• PROBLEM STATEMENT
Return every line below as is, leaving out the pictures.

Begin SOURCE RECORDS

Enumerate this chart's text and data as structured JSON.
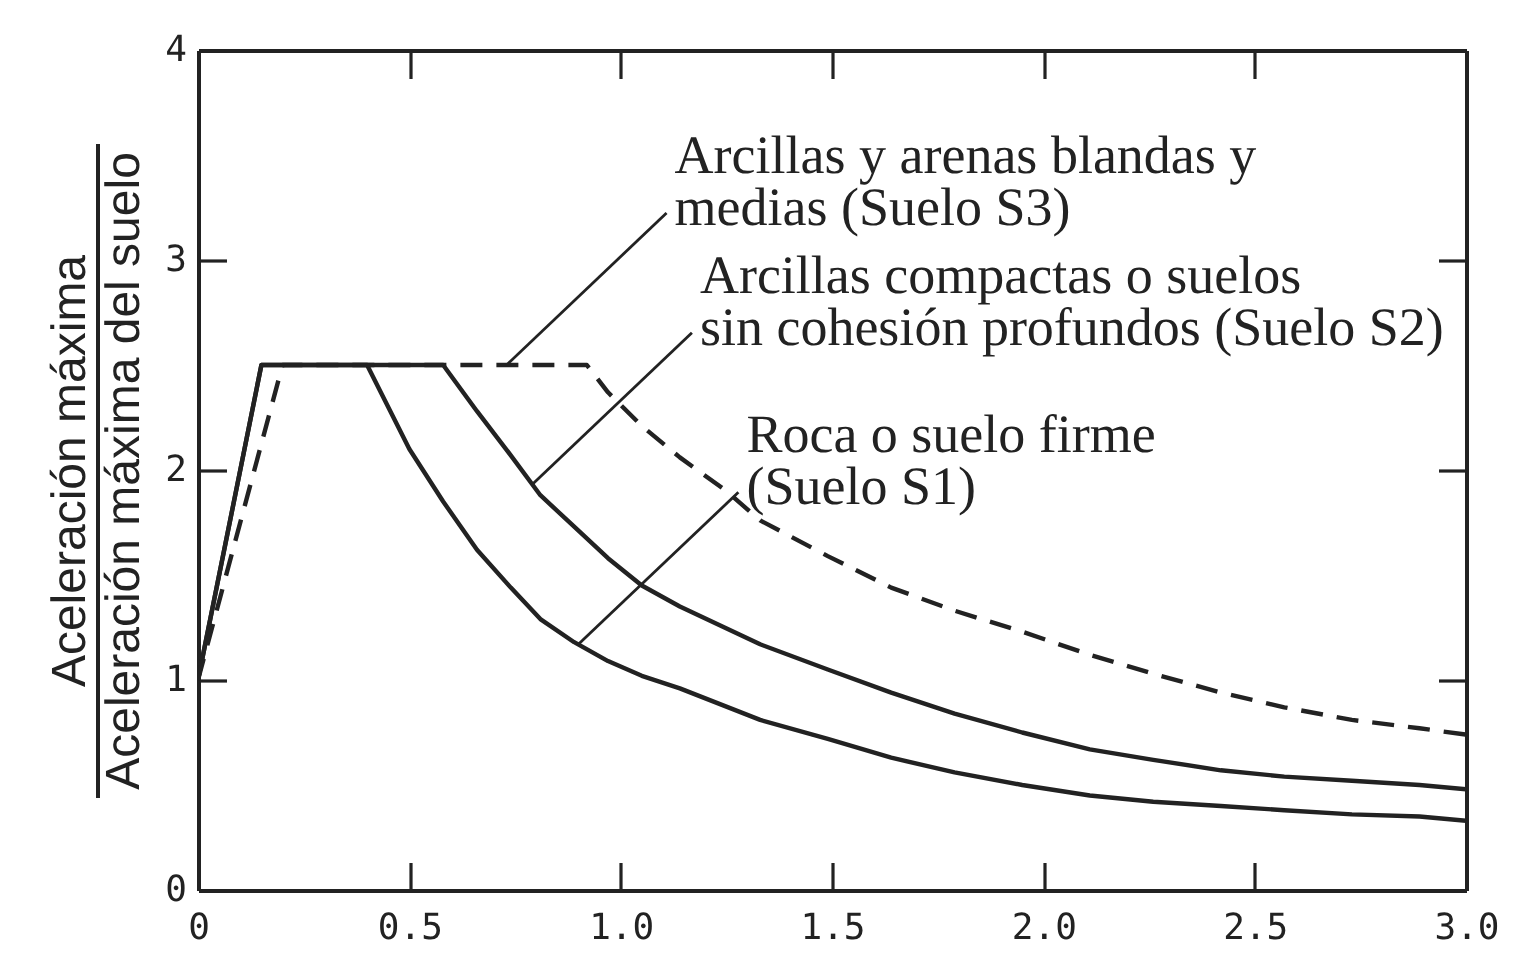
{
  "chart_data": {
    "type": "line",
    "ylabel": "Aceleración máxima\nAceleración máxima del suelo",
    "xlim": [
      0,
      3
    ],
    "ylim": [
      0,
      4
    ],
    "xticks": [
      0,
      0.5,
      {
        "value": 1,
        "label": "1.0"
      },
      1.5,
      {
        "value": 2,
        "label": "2.0"
      },
      2.5,
      {
        "value": 3,
        "label": "3.0"
      }
    ],
    "yticks": [
      0,
      1,
      2,
      3,
      4
    ],
    "line_style": "solid",
    "series": [
      {
        "color": "#222222",
        "x": [
          0,
          0.15,
          0.4,
          0.5,
          0.58,
          0.66,
          0.74,
          0.81,
          0.89,
          0.97,
          1.05,
          1.14,
          1.33,
          1.49,
          1.64,
          1.79,
          1.95,
          2.11,
          2.26,
          2.42,
          2.57,
          2.73,
          2.89,
          3.0
        ],
        "values": [
          1,
          2.5,
          2.5,
          2.1,
          1.85,
          1.62,
          1.44,
          1.29,
          1.18,
          1.09,
          1.02,
          0.96,
          0.81,
          0.72,
          0.63,
          0.56,
          0.5,
          0.45,
          0.42,
          0.4,
          0.38,
          0.36,
          0.35,
          0.33
        ]
      },
      {
        "color": "#222222",
        "x": [
          0,
          0.15,
          0.58,
          0.66,
          0.74,
          0.81,
          0.89,
          0.97,
          1.05,
          1.14,
          1.33,
          1.49,
          1.64,
          1.79,
          1.95,
          2.11,
          2.26,
          2.42,
          2.57,
          2.73,
          2.89,
          3.0
        ],
        "values": [
          1,
          2.5,
          2.5,
          2.28,
          2.07,
          1.88,
          1.73,
          1.58,
          1.45,
          1.35,
          1.17,
          1.05,
          0.94,
          0.84,
          0.75,
          0.67,
          0.62,
          0.57,
          0.54,
          0.52,
          0.5,
          0.48
        ]
      },
      {
        "color": "#222222",
        "line_style": "dashed",
        "x": [
          0,
          0.2,
          0.92,
          0.97,
          1.05,
          1.14,
          1.25,
          1.33,
          1.49,
          1.64,
          1.79,
          1.95,
          2.11,
          2.26,
          2.42,
          2.57,
          2.73,
          2.89,
          3.0
        ],
        "values": [
          1,
          2.5,
          2.5,
          2.37,
          2.21,
          2.06,
          1.9,
          1.76,
          1.59,
          1.44,
          1.33,
          1.23,
          1.12,
          1.03,
          0.94,
          0.87,
          0.81,
          0.77,
          0.74
        ]
      }
    ],
    "annotations": [
      {
        "text": "Arcillas y arenas blandas y\nmedias (Suelo S3)",
        "x": 0.73,
        "y": 2.5
      },
      {
        "text": "Arcillas compactas o suelos\nsin cohesión profundos (Suelo S2)",
        "x": 0.79,
        "y": 1.93
      },
      {
        "text": "Roca o suelo firme\n(Suelo S1)",
        "x": 0.9,
        "y": 1.17
      }
    ]
  }
}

End SOURCE RECORDS

• EXERCISE RESPONSE
Enumerate this chart's text and data as structured JSON.
{
  "chart_data": {
    "type": "line",
    "ylabel": "Aceleración máxima\nAceleración máxima del suelo",
    "xlim": [
      0,
      3
    ],
    "ylim": [
      0,
      4
    ],
    "xticks": [
      0,
      0.5,
      {
        "value": 1,
        "label": "1.0"
      },
      1.5,
      {
        "value": 2,
        "label": "2.0"
      },
      2.5,
      {
        "value": 3,
        "label": "3.0"
      }
    ],
    "yticks": [
      0,
      1,
      2,
      3,
      4
    ],
    "line_style": "solid",
    "series": [
      {
        "color": "#222222",
        "x": [
          0,
          0.15,
          0.4,
          0.5,
          0.58,
          0.66,
          0.74,
          0.81,
          0.89,
          0.97,
          1.05,
          1.14,
          1.33,
          1.49,
          1.64,
          1.79,
          1.95,
          2.11,
          2.26,
          2.42,
          2.57,
          2.73,
          2.89,
          3.0
        ],
        "values": [
          1,
          2.5,
          2.5,
          2.1,
          1.85,
          1.62,
          1.44,
          1.29,
          1.18,
          1.09,
          1.02,
          0.96,
          0.81,
          0.72,
          0.63,
          0.56,
          0.5,
          0.45,
          0.42,
          0.4,
          0.38,
          0.36,
          0.35,
          0.33
        ]
      },
      {
        "color": "#222222",
        "x": [
          0,
          0.15,
          0.58,
          0.66,
          0.74,
          0.81,
          0.89,
          0.97,
          1.05,
          1.14,
          1.33,
          1.49,
          1.64,
          1.79,
          1.95,
          2.11,
          2.26,
          2.42,
          2.57,
          2.73,
          2.89,
          3.0
        ],
        "values": [
          1,
          2.5,
          2.5,
          2.28,
          2.07,
          1.88,
          1.73,
          1.58,
          1.45,
          1.35,
          1.17,
          1.05,
          0.94,
          0.84,
          0.75,
          0.67,
          0.62,
          0.57,
          0.54,
          0.52,
          0.5,
          0.48
        ]
      },
      {
        "color": "#222222",
        "line_style": "dashed",
        "x": [
          0,
          0.2,
          0.92,
          0.97,
          1.05,
          1.14,
          1.25,
          1.33,
          1.49,
          1.64,
          1.79,
          1.95,
          2.11,
          2.26,
          2.42,
          2.57,
          2.73,
          2.89,
          3.0
        ],
        "values": [
          1,
          2.5,
          2.5,
          2.37,
          2.21,
          2.06,
          1.9,
          1.76,
          1.59,
          1.44,
          1.33,
          1.23,
          1.12,
          1.03,
          0.94,
          0.87,
          0.81,
          0.77,
          0.74
        ]
      }
    ],
    "annotations": [
      {
        "text": "Arcillas y arenas blandas y\nmedias (Suelo S3)",
        "x": 0.73,
        "y": 2.5
      },
      {
        "text": "Arcillas compactas o suelos\nsin cohesión profundos (Suelo S2)",
        "x": 0.79,
        "y": 1.93
      },
      {
        "text": "Roca o suelo firme\n(Suelo S1)",
        "x": 0.9,
        "y": 1.17
      }
    ]
  }
}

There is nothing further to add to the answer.